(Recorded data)
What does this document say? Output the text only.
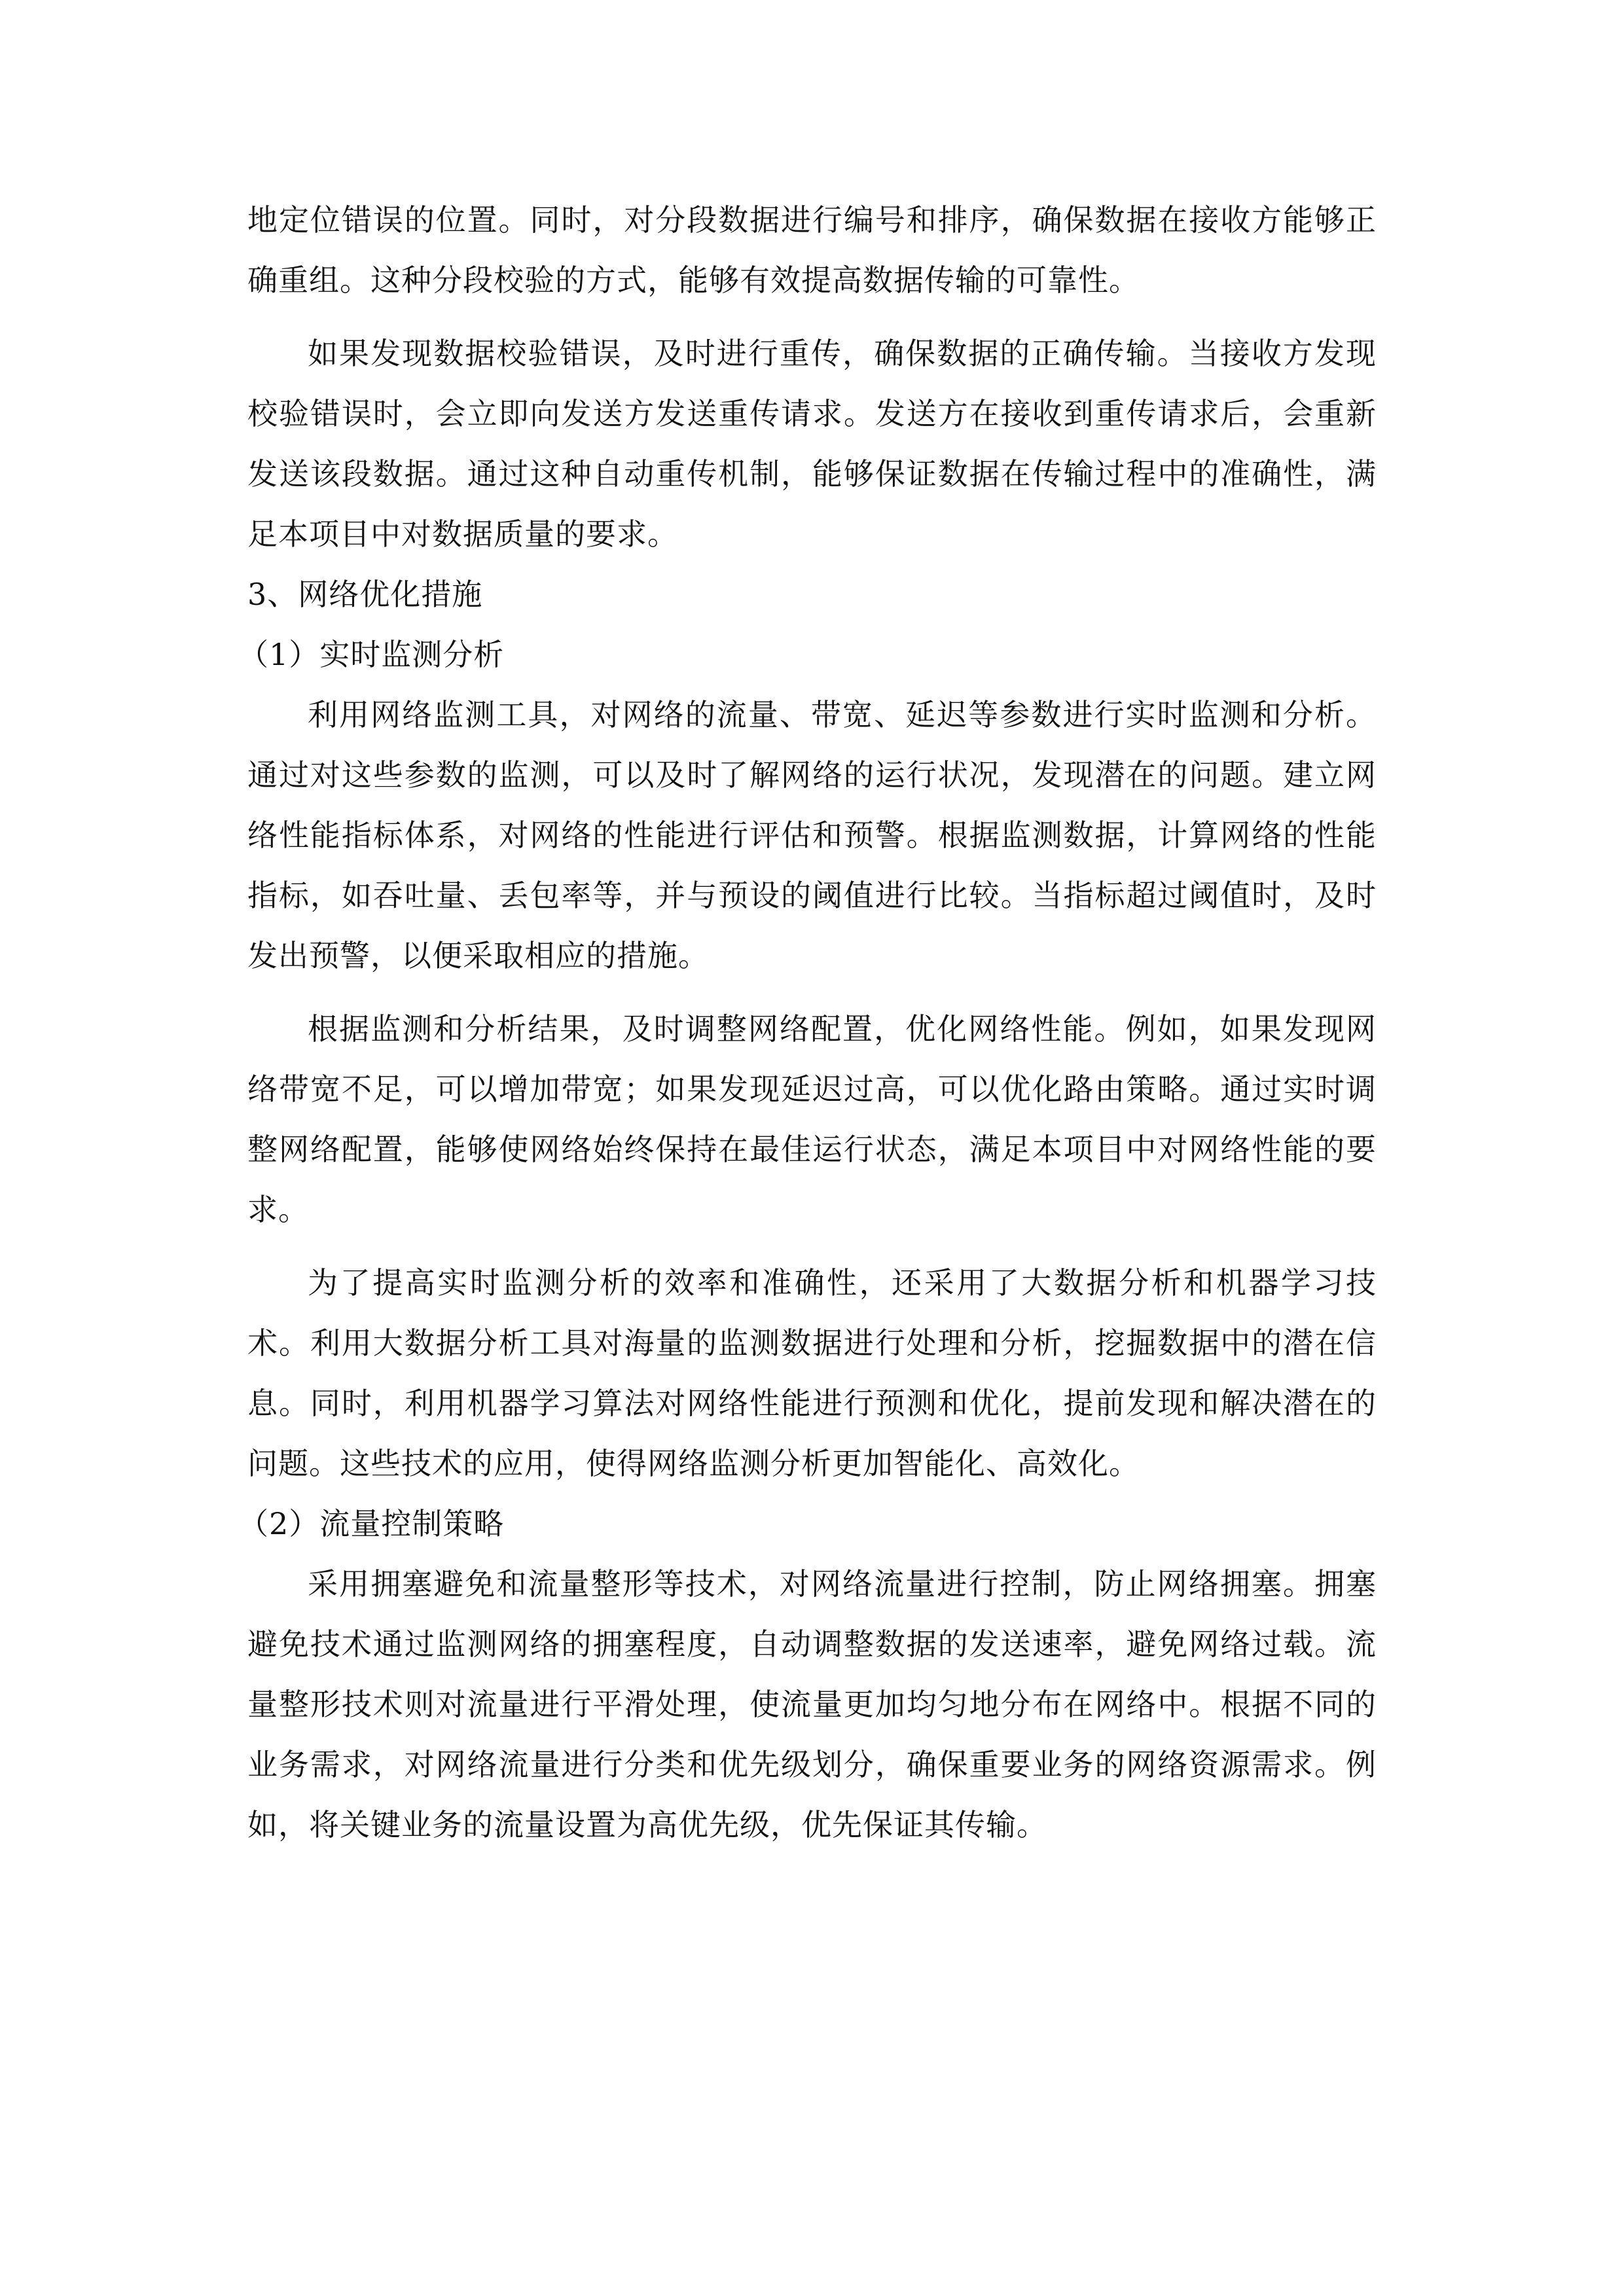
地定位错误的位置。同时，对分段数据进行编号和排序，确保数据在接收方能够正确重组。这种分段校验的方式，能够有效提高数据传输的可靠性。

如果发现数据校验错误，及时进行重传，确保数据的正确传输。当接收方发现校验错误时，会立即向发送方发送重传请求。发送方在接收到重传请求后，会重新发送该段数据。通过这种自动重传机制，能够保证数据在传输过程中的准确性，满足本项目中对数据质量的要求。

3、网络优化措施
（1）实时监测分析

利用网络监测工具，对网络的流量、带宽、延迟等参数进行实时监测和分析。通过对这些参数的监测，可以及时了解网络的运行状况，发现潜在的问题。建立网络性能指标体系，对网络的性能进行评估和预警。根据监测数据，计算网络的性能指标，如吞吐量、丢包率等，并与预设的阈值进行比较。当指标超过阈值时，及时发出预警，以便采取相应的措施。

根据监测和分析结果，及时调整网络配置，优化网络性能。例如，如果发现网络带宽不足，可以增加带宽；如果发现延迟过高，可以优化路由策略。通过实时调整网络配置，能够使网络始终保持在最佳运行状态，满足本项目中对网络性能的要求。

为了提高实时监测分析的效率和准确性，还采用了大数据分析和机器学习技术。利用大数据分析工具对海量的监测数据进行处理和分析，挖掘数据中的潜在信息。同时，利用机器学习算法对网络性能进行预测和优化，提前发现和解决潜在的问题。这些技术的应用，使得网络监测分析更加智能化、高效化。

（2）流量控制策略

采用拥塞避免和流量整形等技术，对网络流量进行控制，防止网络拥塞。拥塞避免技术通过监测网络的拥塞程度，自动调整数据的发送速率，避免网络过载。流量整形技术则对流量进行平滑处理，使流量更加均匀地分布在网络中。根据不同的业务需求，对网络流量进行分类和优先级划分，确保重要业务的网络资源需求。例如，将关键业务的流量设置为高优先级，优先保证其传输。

...

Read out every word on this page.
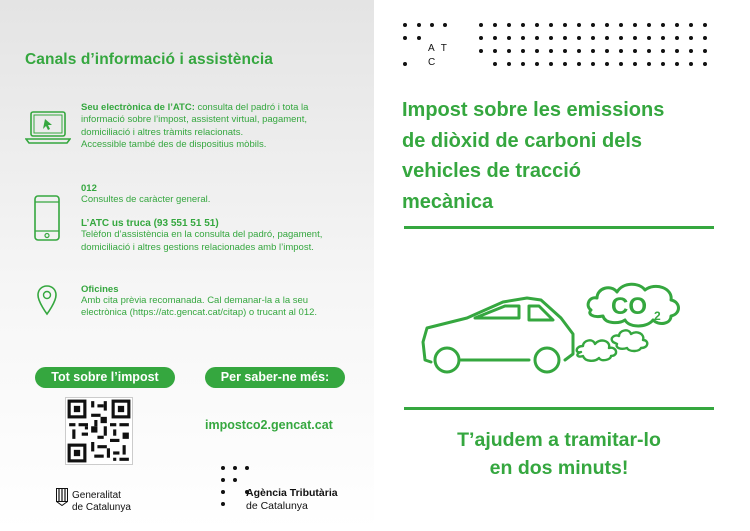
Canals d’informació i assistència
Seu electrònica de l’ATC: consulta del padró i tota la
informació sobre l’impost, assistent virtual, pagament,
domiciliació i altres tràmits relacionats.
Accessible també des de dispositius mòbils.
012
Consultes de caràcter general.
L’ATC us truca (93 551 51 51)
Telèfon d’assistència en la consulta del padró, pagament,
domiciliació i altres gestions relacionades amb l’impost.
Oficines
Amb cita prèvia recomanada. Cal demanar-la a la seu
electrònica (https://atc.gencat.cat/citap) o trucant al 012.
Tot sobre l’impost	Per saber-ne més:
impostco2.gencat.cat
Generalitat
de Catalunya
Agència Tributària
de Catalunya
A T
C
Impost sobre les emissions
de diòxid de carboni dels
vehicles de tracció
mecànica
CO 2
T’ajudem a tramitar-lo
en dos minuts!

**Task:** From the entries above, copy every line where the word "padró" shows up.

**Written solution:**
Seu electrònica de l’ATC: consulta del padró i tota la
Telèfon d’assistència en la consulta del padró, pagament,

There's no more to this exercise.